_TASK INSTRUCTIONS_
Quote every line as written. Omit pictures.

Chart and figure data
----
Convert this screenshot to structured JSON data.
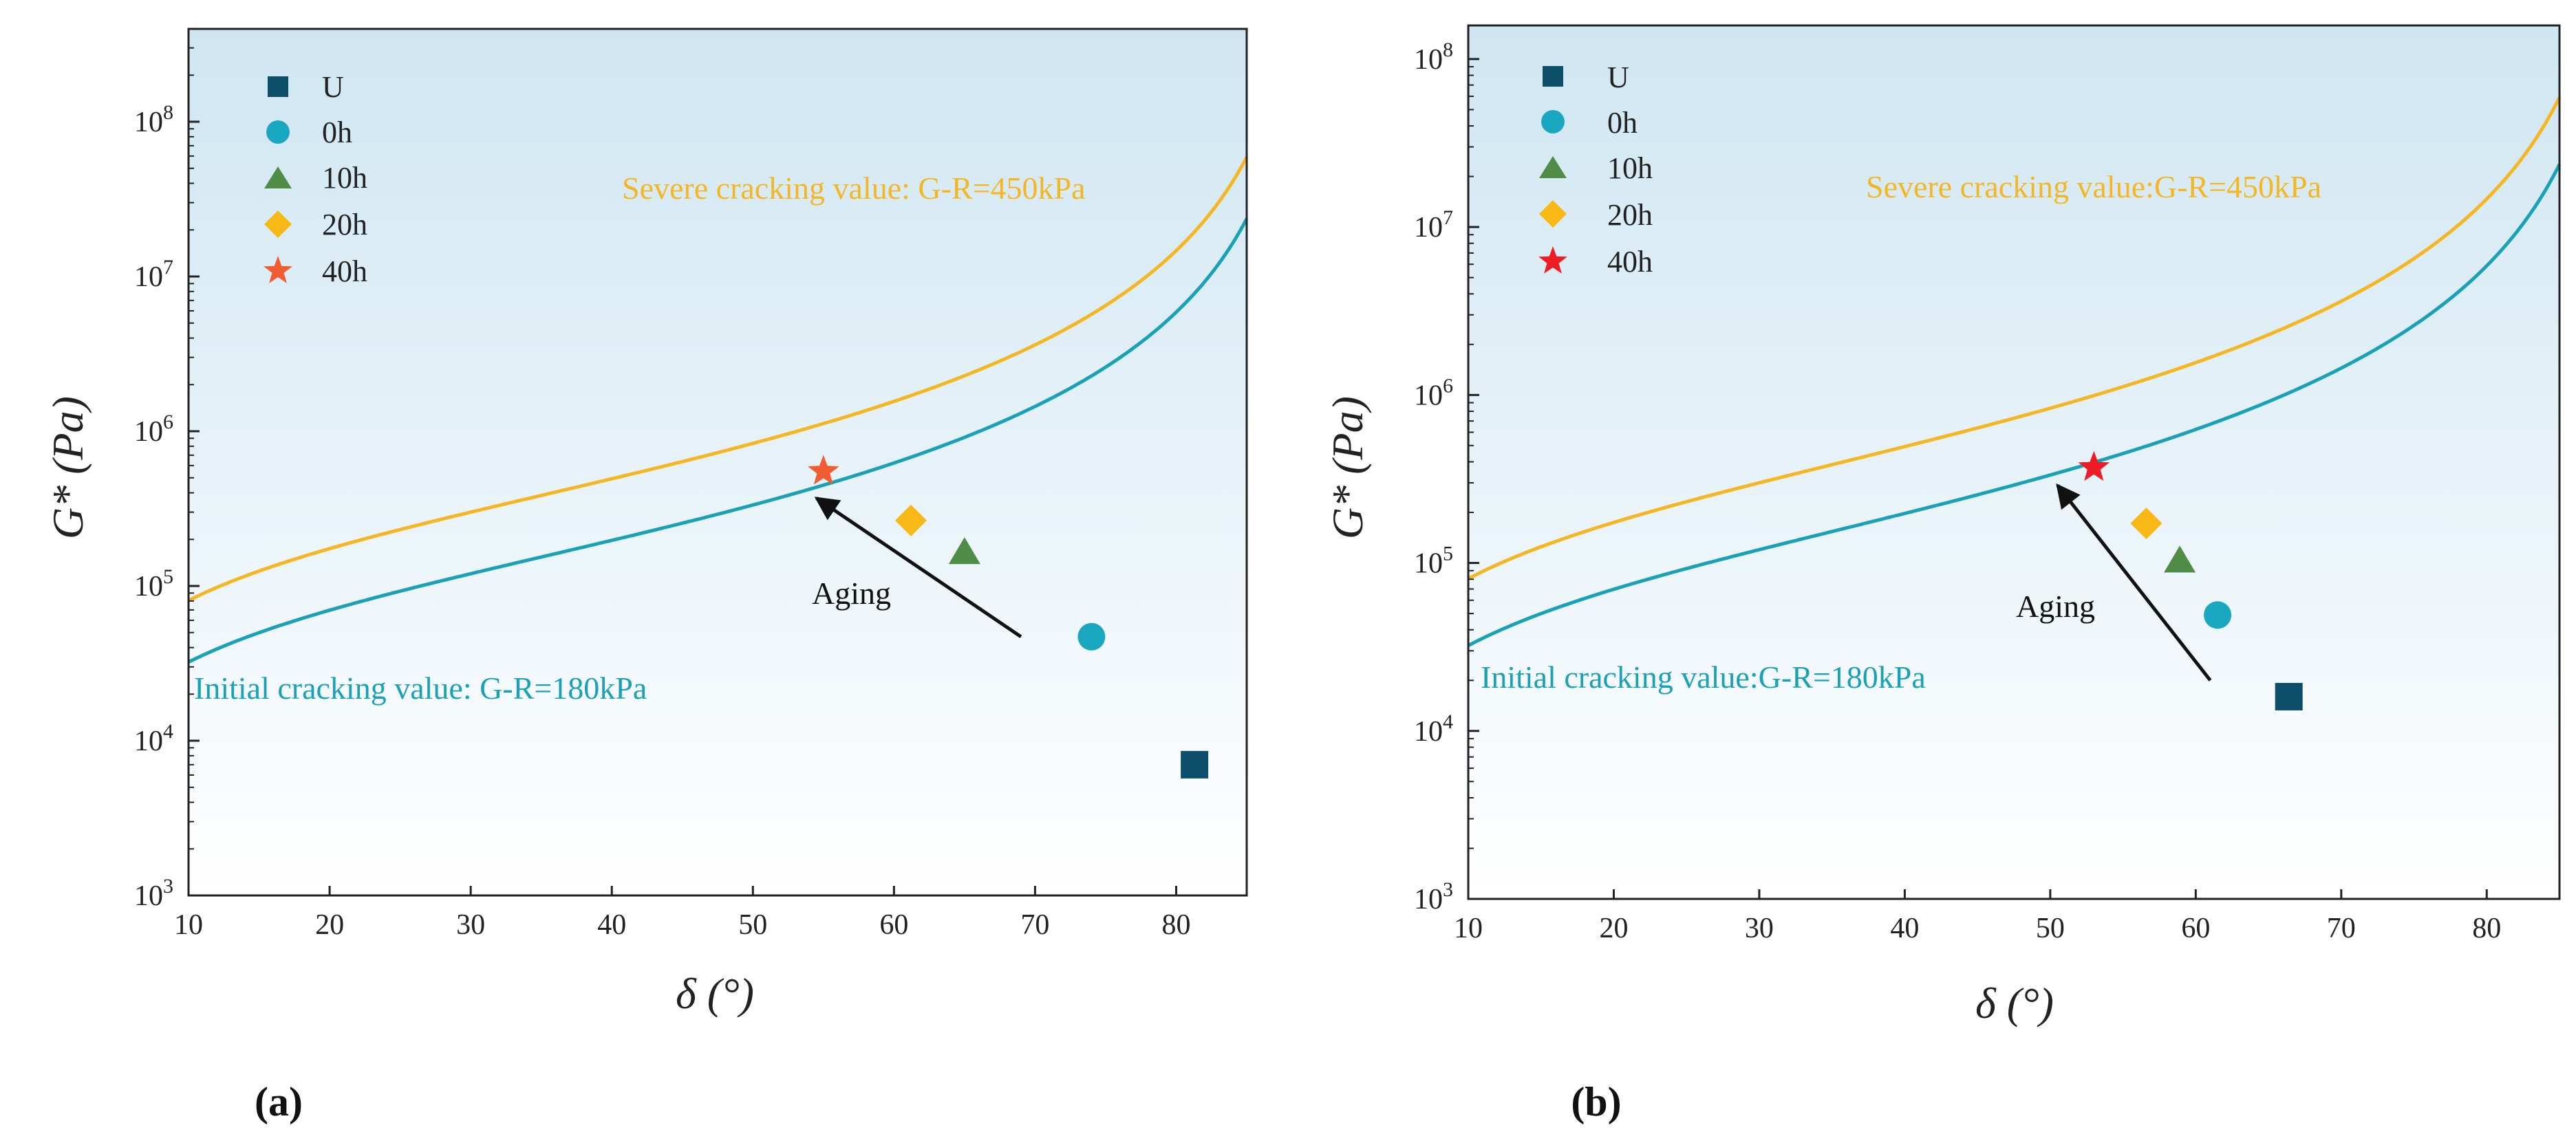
{
  "colors": {
    "bg_top": "#cfe6f2",
    "bg_bottom": "#ffffff",
    "initial_curve": "#1aa1b6",
    "severe_curve": "#f5b623",
    "U": "#0d4f6b",
    "0h": "#1aa8c0",
    "10h": "#4f8c45",
    "20h": "#f8b815",
    "40h_a": "#f25c32",
    "40h_b": "#ee1c24",
    "arrow": "#111111"
  },
  "chart_data": [
    {
      "type": "scatter",
      "panel_label": "(a)",
      "xlabel": "δ (°)",
      "ylabel": "G* (Pa)",
      "xlim": [
        10,
        85
      ],
      "ylim_log10": [
        3,
        8.6
      ],
      "x_ticks": [
        10,
        20,
        30,
        40,
        50,
        60,
        70,
        80
      ],
      "y_ticks": [
        {
          "exp": 3,
          "base": "10",
          "sup": "3"
        },
        {
          "exp": 4,
          "base": "10",
          "sup": "4"
        },
        {
          "exp": 5,
          "base": "10",
          "sup": "5"
        },
        {
          "exp": 6,
          "base": "10",
          "sup": "6"
        },
        {
          "exp": 7,
          "base": "10",
          "sup": "7"
        },
        {
          "exp": 8,
          "base": "10",
          "sup": "8"
        }
      ],
      "series": [
        {
          "name": "U",
          "marker": "square",
          "color_key": "U",
          "x": 81.3,
          "y": 7000
        },
        {
          "name": "0h",
          "marker": "circle",
          "color_key": "0h",
          "x": 74,
          "y": 47000
        },
        {
          "name": "10h",
          "marker": "triangle",
          "color_key": "10h",
          "x": 65,
          "y": 165000
        },
        {
          "name": "20h",
          "marker": "diamond",
          "color_key": "20h",
          "x": 61.2,
          "y": 265000
        },
        {
          "name": "40h",
          "marker": "star",
          "color_key": "40h_a",
          "x": 55,
          "y": 550000
        }
      ],
      "curves": [
        {
          "name": "initial",
          "gr_kpa": 180,
          "color_key": "initial_curve",
          "label": "Initial cracking value: G-R=180kPa"
        },
        {
          "name": "severe",
          "gr_kpa": 450,
          "color_key": "severe_curve",
          "label": "Severe cracking value: G-R=450kPa"
        }
      ],
      "annotation": {
        "text": "Aging",
        "arrow_from": [
          69,
          47000
        ],
        "arrow_to": [
          54.5,
          370000
        ]
      }
    },
    {
      "type": "scatter",
      "panel_label": "(b)",
      "xlabel": "δ (°)",
      "ylabel": "G* (Pa)",
      "xlim": [
        10,
        85
      ],
      "ylim_log10": [
        3,
        8.2
      ],
      "x_ticks": [
        10,
        20,
        30,
        40,
        50,
        60,
        70,
        80
      ],
      "y_ticks": [
        {
          "exp": 3,
          "base": "10",
          "sup": "3"
        },
        {
          "exp": 4,
          "base": "10",
          "sup": "4"
        },
        {
          "exp": 5,
          "base": "10",
          "sup": "5"
        },
        {
          "exp": 6,
          "base": "10",
          "sup": "6"
        },
        {
          "exp": 7,
          "base": "10",
          "sup": "7"
        },
        {
          "exp": 8,
          "base": "10",
          "sup": "8"
        }
      ],
      "series": [
        {
          "name": "U",
          "marker": "square",
          "color_key": "U",
          "x": 66.4,
          "y": 16000
        },
        {
          "name": "0h",
          "marker": "circle",
          "color_key": "0h",
          "x": 61.5,
          "y": 49000
        },
        {
          "name": "10h",
          "marker": "triangle",
          "color_key": "10h",
          "x": 58.9,
          "y": 103000
        },
        {
          "name": "20h",
          "marker": "diamond",
          "color_key": "20h",
          "x": 56.6,
          "y": 172000
        },
        {
          "name": "40h",
          "marker": "star",
          "color_key": "40h_b",
          "x": 53,
          "y": 370000
        }
      ],
      "curves": [
        {
          "name": "initial",
          "gr_kpa": 180,
          "color_key": "initial_curve",
          "label": "Initial cracking value:G-R=180kPa"
        },
        {
          "name": "severe",
          "gr_kpa": 450,
          "color_key": "severe_curve",
          "label": "Severe cracking value:G-R=450kPa"
        }
      ],
      "annotation": {
        "text": "Aging",
        "arrow_from": [
          61,
          20000
        ],
        "arrow_to": [
          50.5,
          290000
        ]
      }
    }
  ]
}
----
_EXERCISE RESPONSE_
Convert this screenshot to structured JSON data.
{
  "colors": {
    "bg_top": "#cfe6f2",
    "bg_bottom": "#ffffff",
    "initial_curve": "#1aa1b6",
    "severe_curve": "#f5b623",
    "U": "#0d4f6b",
    "0h": "#1aa8c0",
    "10h": "#4f8c45",
    "20h": "#f8b815",
    "40h_a": "#f25c32",
    "40h_b": "#ee1c24",
    "arrow": "#111111"
  },
  "chart_data": [
    {
      "type": "scatter",
      "panel_label": "(a)",
      "xlabel": "δ (°)",
      "ylabel": "G* (Pa)",
      "xlim": [
        10,
        85
      ],
      "ylim_log10": [
        3,
        8.6
      ],
      "x_ticks": [
        10,
        20,
        30,
        40,
        50,
        60,
        70,
        80
      ],
      "y_ticks": [
        {
          "exp": 3,
          "base": "10",
          "sup": "3"
        },
        {
          "exp": 4,
          "base": "10",
          "sup": "4"
        },
        {
          "exp": 5,
          "base": "10",
          "sup": "5"
        },
        {
          "exp": 6,
          "base": "10",
          "sup": "6"
        },
        {
          "exp": 7,
          "base": "10",
          "sup": "7"
        },
        {
          "exp": 8,
          "base": "10",
          "sup": "8"
        }
      ],
      "series": [
        {
          "name": "U",
          "marker": "square",
          "color_key": "U",
          "x": 81.3,
          "y": 7000
        },
        {
          "name": "0h",
          "marker": "circle",
          "color_key": "0h",
          "x": 74,
          "y": 47000
        },
        {
          "name": "10h",
          "marker": "triangle",
          "color_key": "10h",
          "x": 65,
          "y": 165000
        },
        {
          "name": "20h",
          "marker": "diamond",
          "color_key": "20h",
          "x": 61.2,
          "y": 265000
        },
        {
          "name": "40h",
          "marker": "star",
          "color_key": "40h_a",
          "x": 55,
          "y": 550000
        }
      ],
      "curves": [
        {
          "name": "initial",
          "gr_kpa": 180,
          "color_key": "initial_curve",
          "label": "Initial cracking value: G-R=180kPa"
        },
        {
          "name": "severe",
          "gr_kpa": 450,
          "color_key": "severe_curve",
          "label": "Severe cracking value: G-R=450kPa"
        }
      ],
      "annotation": {
        "text": "Aging",
        "arrow_from": [
          69,
          47000
        ],
        "arrow_to": [
          54.5,
          370000
        ]
      }
    },
    {
      "type": "scatter",
      "panel_label": "(b)",
      "xlabel": "δ (°)",
      "ylabel": "G* (Pa)",
      "xlim": [
        10,
        85
      ],
      "ylim_log10": [
        3,
        8.2
      ],
      "x_ticks": [
        10,
        20,
        30,
        40,
        50,
        60,
        70,
        80
      ],
      "y_ticks": [
        {
          "exp": 3,
          "base": "10",
          "sup": "3"
        },
        {
          "exp": 4,
          "base": "10",
          "sup": "4"
        },
        {
          "exp": 5,
          "base": "10",
          "sup": "5"
        },
        {
          "exp": 6,
          "base": "10",
          "sup": "6"
        },
        {
          "exp": 7,
          "base": "10",
          "sup": "7"
        },
        {
          "exp": 8,
          "base": "10",
          "sup": "8"
        }
      ],
      "series": [
        {
          "name": "U",
          "marker": "square",
          "color_key": "U",
          "x": 66.4,
          "y": 16000
        },
        {
          "name": "0h",
          "marker": "circle",
          "color_key": "0h",
          "x": 61.5,
          "y": 49000
        },
        {
          "name": "10h",
          "marker": "triangle",
          "color_key": "10h",
          "x": 58.9,
          "y": 103000
        },
        {
          "name": "20h",
          "marker": "diamond",
          "color_key": "20h",
          "x": 56.6,
          "y": 172000
        },
        {
          "name": "40h",
          "marker": "star",
          "color_key": "40h_b",
          "x": 53,
          "y": 370000
        }
      ],
      "curves": [
        {
          "name": "initial",
          "gr_kpa": 180,
          "color_key": "initial_curve",
          "label": "Initial cracking value:G-R=180kPa"
        },
        {
          "name": "severe",
          "gr_kpa": 450,
          "color_key": "severe_curve",
          "label": "Severe cracking value:G-R=450kPa"
        }
      ],
      "annotation": {
        "text": "Aging",
        "arrow_from": [
          61,
          20000
        ],
        "arrow_to": [
          50.5,
          290000
        ]
      }
    }
  ]
}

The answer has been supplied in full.